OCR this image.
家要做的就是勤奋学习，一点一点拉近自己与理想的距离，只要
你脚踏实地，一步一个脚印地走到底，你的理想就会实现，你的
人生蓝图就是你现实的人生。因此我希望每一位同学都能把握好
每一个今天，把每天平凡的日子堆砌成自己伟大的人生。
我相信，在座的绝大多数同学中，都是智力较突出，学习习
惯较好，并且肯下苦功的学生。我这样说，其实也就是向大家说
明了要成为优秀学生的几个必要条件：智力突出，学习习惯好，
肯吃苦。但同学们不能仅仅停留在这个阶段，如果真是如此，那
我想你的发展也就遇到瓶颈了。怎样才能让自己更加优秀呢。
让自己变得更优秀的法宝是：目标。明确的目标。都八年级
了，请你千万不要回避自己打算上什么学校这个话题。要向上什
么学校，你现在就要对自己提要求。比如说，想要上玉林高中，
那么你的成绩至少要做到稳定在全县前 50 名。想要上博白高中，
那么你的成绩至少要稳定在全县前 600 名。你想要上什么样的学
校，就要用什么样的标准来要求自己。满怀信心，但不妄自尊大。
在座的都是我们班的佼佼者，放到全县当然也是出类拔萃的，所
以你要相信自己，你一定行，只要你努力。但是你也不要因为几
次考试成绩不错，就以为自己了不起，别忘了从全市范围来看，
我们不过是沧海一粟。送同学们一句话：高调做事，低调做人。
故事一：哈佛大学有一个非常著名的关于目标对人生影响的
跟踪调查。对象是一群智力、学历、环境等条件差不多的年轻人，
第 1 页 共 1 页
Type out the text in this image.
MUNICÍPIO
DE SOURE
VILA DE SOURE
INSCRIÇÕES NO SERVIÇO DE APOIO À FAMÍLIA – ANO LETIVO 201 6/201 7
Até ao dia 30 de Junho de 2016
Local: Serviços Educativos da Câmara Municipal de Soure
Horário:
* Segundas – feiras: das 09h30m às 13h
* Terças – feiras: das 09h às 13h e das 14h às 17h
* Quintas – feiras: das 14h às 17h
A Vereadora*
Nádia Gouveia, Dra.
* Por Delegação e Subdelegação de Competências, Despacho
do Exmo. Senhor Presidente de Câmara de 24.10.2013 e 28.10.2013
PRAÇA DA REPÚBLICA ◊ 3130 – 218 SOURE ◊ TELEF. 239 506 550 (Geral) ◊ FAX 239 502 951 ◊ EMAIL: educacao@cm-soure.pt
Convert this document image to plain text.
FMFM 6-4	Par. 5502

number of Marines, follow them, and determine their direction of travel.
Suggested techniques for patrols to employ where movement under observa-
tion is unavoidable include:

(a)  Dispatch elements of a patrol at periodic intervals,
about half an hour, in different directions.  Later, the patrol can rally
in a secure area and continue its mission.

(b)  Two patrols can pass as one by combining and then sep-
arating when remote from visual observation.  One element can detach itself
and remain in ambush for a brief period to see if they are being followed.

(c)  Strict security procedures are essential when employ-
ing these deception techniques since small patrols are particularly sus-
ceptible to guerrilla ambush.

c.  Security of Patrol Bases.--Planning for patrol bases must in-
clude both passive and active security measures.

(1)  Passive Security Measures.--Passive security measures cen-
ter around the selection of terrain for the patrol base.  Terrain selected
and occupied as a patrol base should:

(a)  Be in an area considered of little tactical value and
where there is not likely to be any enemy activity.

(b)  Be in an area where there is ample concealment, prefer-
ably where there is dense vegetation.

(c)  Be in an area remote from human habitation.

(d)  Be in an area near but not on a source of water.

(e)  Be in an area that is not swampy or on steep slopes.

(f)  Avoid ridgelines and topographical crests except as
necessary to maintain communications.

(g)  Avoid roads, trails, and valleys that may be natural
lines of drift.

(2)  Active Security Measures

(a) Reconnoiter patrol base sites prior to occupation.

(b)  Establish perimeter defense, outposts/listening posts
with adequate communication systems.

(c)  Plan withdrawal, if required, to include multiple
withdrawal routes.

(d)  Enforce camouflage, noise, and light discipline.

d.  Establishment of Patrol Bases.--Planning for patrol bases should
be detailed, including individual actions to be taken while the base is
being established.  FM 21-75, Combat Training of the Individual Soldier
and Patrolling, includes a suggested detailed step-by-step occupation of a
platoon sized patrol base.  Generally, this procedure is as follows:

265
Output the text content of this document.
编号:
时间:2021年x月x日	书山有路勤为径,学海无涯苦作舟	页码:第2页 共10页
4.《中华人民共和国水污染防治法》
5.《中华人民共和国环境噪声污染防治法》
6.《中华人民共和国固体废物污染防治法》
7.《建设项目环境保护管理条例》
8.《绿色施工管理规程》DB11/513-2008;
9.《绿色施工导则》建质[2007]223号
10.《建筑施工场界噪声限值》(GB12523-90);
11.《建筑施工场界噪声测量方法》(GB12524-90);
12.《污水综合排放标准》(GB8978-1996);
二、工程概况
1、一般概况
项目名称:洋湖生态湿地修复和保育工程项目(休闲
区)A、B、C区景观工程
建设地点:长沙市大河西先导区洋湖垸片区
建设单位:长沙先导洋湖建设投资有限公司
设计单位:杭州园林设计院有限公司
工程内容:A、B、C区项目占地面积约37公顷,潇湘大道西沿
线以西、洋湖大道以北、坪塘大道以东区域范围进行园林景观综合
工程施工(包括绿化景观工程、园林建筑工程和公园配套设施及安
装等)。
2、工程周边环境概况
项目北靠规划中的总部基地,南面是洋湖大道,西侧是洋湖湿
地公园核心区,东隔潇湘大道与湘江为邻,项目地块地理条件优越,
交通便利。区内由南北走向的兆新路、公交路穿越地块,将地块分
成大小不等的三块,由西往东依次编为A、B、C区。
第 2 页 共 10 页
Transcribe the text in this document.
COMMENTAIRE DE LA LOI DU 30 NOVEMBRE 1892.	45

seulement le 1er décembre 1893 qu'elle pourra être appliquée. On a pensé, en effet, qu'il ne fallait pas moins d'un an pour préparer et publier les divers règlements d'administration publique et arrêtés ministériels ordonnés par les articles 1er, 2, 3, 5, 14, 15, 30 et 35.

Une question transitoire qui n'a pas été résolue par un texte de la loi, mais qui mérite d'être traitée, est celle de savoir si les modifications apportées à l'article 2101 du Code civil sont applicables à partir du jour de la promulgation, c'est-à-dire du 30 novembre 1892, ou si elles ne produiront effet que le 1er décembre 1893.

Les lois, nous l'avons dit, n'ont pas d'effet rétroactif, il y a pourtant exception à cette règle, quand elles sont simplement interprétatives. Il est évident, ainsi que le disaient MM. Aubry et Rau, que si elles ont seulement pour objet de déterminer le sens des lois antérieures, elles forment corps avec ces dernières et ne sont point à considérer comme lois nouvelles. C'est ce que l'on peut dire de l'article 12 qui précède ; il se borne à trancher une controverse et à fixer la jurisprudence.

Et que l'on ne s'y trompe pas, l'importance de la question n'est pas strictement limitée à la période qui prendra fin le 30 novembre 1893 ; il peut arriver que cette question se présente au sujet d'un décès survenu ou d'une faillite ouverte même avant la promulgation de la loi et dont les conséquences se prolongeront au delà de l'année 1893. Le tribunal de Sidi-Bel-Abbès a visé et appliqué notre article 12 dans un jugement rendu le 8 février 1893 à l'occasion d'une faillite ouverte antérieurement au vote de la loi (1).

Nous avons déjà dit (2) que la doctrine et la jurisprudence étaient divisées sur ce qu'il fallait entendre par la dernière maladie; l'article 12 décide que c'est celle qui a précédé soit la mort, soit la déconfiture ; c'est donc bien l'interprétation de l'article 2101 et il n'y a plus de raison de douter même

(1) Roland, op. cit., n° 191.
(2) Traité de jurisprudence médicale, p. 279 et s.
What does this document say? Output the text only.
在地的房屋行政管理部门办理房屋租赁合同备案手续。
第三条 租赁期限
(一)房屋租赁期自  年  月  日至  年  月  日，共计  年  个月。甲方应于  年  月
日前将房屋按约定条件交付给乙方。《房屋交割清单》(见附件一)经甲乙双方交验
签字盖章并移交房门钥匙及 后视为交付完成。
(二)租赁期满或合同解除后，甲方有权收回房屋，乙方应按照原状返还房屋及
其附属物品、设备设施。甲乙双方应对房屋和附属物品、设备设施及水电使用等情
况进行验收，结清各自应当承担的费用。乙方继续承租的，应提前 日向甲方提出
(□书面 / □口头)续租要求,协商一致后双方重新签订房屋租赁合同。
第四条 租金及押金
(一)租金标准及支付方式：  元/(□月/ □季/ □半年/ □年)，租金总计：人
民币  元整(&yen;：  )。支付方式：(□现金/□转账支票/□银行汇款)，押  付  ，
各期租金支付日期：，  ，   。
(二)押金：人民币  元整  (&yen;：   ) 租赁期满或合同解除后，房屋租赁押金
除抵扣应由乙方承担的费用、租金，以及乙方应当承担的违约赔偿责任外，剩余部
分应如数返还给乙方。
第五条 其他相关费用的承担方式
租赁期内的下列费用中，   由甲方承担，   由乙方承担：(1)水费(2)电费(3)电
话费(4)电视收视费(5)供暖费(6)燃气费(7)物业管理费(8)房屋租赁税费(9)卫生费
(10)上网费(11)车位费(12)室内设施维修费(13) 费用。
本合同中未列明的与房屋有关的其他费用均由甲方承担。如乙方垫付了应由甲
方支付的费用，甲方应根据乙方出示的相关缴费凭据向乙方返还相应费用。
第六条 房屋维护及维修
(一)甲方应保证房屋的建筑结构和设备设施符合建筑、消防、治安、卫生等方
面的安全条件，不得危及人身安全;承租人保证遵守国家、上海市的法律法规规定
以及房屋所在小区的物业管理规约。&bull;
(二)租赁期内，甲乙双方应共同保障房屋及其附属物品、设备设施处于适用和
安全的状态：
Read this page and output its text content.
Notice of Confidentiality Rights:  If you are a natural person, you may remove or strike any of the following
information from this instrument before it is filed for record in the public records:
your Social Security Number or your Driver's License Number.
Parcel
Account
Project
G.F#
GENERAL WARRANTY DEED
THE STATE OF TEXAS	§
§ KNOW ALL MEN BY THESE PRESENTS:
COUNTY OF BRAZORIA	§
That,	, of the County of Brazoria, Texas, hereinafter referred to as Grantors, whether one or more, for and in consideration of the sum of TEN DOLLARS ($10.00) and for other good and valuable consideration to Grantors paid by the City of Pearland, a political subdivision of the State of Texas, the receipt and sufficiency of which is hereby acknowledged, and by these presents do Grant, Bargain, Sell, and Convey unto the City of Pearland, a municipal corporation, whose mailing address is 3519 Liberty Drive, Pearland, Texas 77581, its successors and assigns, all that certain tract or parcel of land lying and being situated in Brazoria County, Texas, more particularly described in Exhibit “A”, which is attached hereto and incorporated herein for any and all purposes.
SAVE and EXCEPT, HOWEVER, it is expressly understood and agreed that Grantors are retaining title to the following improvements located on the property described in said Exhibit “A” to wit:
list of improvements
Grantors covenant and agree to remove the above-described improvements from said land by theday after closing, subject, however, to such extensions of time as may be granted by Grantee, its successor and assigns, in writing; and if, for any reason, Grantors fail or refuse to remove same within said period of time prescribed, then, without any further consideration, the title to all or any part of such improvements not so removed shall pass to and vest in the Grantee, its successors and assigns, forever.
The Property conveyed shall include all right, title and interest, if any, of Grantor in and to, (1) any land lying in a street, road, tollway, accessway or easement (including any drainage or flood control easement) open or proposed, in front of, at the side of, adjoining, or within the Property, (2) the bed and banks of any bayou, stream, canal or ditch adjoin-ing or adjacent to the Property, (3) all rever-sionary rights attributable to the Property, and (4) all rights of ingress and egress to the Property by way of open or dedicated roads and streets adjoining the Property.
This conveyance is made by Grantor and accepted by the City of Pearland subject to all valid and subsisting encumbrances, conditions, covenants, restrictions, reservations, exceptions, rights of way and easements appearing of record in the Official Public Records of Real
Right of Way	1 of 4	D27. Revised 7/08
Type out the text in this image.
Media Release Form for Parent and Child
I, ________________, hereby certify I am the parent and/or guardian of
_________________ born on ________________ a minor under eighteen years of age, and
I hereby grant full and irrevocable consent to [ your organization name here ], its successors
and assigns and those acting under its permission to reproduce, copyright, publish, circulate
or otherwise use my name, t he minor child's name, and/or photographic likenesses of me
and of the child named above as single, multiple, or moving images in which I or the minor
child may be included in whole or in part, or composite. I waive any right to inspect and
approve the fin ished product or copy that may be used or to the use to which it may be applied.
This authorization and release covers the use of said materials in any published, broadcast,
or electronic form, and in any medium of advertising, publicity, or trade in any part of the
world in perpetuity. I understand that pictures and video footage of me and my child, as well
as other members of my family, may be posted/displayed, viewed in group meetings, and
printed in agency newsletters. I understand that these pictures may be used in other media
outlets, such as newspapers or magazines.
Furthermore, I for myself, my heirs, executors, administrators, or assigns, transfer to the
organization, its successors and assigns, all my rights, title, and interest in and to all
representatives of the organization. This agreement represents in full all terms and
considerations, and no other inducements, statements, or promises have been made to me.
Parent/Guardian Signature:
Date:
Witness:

What to work on.
Pull out each line holding the string "your".

Task result.
your Social Security Number or your Driver's License Number.
I hereby grant full and irrevocable consent to [ your organization name here ], its successors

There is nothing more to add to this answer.